Work instructions | All lines in the data bearing the string "بشکه" should be identified and copied.
-- begin Dataset records --
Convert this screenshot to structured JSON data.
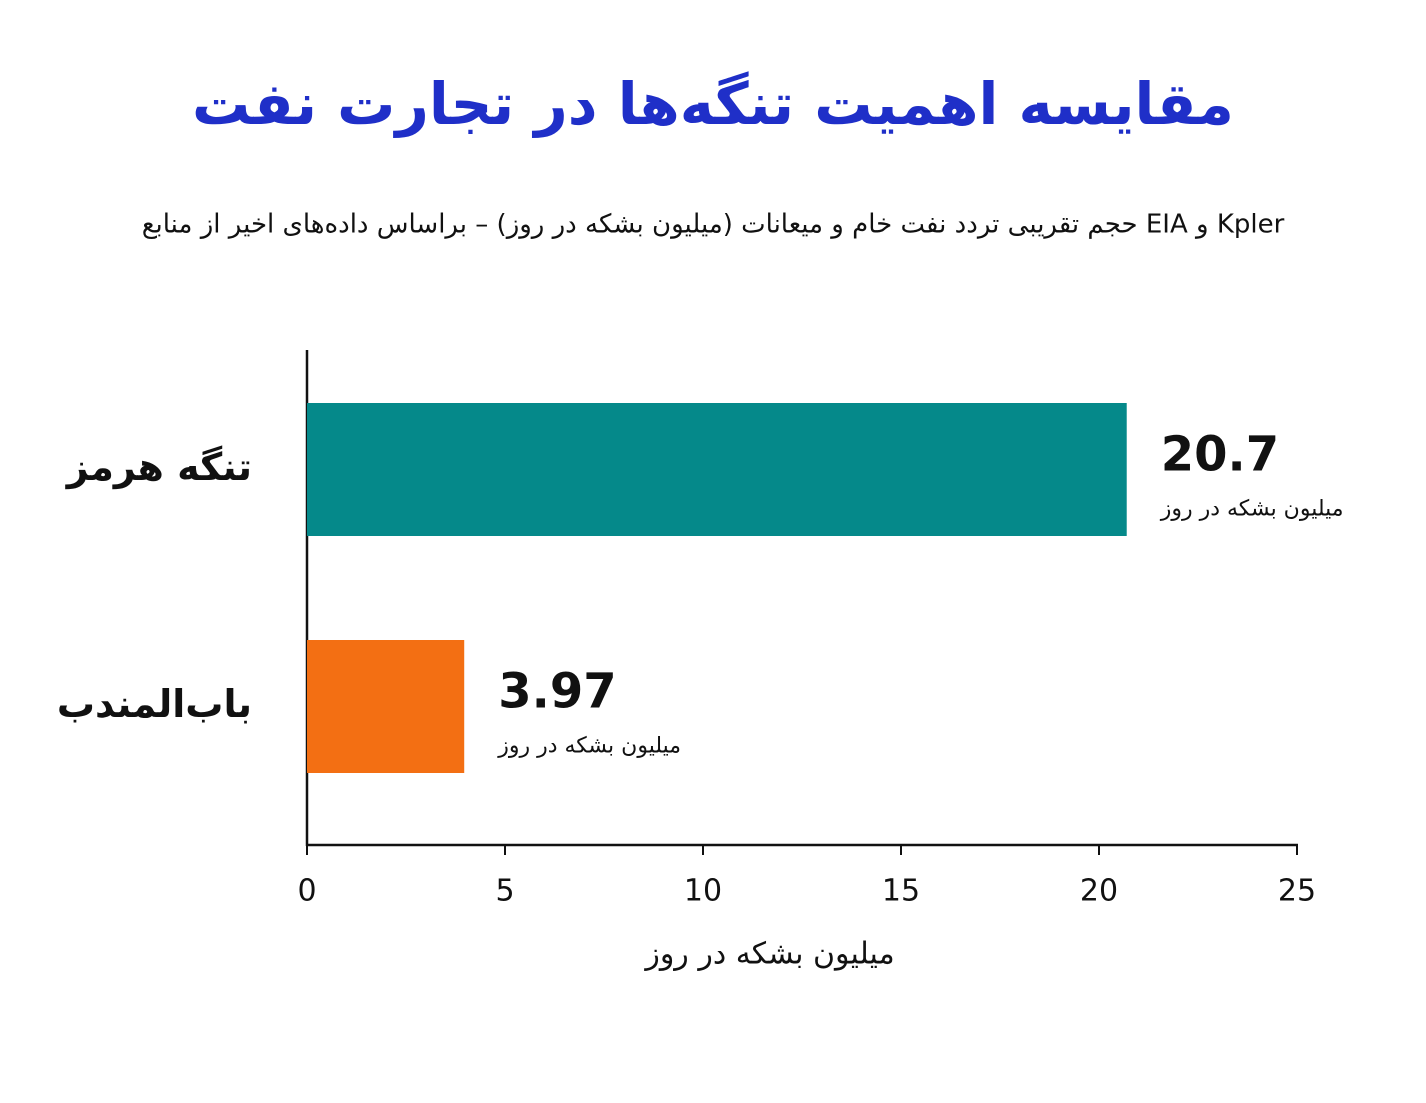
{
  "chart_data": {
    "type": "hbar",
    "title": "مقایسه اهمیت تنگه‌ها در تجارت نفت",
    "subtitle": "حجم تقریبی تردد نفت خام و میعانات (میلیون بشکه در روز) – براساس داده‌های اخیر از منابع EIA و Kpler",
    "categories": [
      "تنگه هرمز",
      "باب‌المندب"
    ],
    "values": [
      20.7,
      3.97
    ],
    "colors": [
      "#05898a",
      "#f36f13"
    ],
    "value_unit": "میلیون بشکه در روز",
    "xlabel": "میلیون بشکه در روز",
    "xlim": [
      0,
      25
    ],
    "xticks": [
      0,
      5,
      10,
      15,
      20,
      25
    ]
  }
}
-- end Dataset records --
Expected output |
    "subtitle": "حجم تقریبی تردد نفت خام و میعانات (میلیون بشکه در روز) – براساس داده‌های اخیر از منابع EIA و Kpler",
    "value_unit": "میلیون بشکه در روز",
    "xlabel": "میلیون بشکه در روز",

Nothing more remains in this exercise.